Saved data entries:
Start

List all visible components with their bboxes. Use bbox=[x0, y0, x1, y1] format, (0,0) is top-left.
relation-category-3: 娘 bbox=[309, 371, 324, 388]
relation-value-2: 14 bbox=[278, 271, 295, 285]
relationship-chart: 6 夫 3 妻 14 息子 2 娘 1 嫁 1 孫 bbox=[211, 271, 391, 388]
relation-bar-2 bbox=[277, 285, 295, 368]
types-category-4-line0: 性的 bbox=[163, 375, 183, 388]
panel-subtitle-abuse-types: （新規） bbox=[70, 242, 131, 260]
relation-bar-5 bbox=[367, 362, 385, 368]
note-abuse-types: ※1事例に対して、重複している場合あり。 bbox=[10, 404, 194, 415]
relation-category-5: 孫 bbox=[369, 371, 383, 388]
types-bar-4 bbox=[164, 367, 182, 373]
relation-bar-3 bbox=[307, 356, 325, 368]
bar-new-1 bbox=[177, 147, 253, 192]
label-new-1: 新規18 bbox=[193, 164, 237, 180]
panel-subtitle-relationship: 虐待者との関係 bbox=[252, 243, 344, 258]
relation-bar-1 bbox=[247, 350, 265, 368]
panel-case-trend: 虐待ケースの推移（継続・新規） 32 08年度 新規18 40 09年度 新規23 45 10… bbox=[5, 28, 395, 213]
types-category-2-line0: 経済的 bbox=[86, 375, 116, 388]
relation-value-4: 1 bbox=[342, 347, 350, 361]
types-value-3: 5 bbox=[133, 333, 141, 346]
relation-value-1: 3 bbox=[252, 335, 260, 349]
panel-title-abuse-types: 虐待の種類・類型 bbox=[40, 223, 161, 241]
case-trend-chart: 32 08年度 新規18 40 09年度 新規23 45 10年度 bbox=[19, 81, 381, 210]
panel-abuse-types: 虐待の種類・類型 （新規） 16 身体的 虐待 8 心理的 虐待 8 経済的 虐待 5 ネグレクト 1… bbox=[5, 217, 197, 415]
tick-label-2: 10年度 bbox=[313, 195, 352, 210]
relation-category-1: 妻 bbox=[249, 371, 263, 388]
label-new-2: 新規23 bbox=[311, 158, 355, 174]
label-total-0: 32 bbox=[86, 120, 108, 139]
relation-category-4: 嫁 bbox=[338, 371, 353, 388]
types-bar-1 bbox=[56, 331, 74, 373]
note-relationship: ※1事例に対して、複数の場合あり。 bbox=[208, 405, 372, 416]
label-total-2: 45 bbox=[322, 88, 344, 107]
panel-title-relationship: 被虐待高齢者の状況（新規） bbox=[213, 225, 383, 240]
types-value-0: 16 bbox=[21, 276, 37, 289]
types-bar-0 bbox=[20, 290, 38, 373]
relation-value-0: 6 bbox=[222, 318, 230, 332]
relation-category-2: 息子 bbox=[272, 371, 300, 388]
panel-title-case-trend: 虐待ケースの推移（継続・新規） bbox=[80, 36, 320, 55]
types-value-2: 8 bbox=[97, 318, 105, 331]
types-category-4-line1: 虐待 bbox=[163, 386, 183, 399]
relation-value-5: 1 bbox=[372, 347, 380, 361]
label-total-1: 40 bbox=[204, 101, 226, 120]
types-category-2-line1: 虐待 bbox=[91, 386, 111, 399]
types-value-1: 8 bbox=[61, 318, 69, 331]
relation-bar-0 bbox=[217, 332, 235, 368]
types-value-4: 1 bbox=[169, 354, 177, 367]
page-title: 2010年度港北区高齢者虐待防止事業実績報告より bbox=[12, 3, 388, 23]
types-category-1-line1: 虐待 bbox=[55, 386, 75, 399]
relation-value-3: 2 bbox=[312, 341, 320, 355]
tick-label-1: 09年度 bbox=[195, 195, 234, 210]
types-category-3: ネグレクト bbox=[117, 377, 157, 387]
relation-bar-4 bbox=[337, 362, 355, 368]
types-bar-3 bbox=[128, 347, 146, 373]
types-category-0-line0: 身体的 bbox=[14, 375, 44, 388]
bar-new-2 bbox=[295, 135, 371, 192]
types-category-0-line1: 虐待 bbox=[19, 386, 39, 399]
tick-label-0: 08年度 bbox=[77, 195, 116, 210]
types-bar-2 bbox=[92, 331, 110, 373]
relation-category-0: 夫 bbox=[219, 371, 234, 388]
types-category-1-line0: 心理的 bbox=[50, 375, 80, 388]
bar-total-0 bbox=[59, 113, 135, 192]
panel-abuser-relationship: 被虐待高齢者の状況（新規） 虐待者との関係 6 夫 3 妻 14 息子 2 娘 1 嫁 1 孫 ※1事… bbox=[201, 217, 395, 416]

End

- Set exercise
Locate every line in the listing that contains the string "tick" and copy each one, treating uppercase and lowercase as distinct.

- Worked solution
tick-label-2: 10年度 bbox=[313, 195, 352, 210]
tick-label-1: 09年度 bbox=[195, 195, 234, 210]
tick-label-0: 08年度 bbox=[77, 195, 116, 210]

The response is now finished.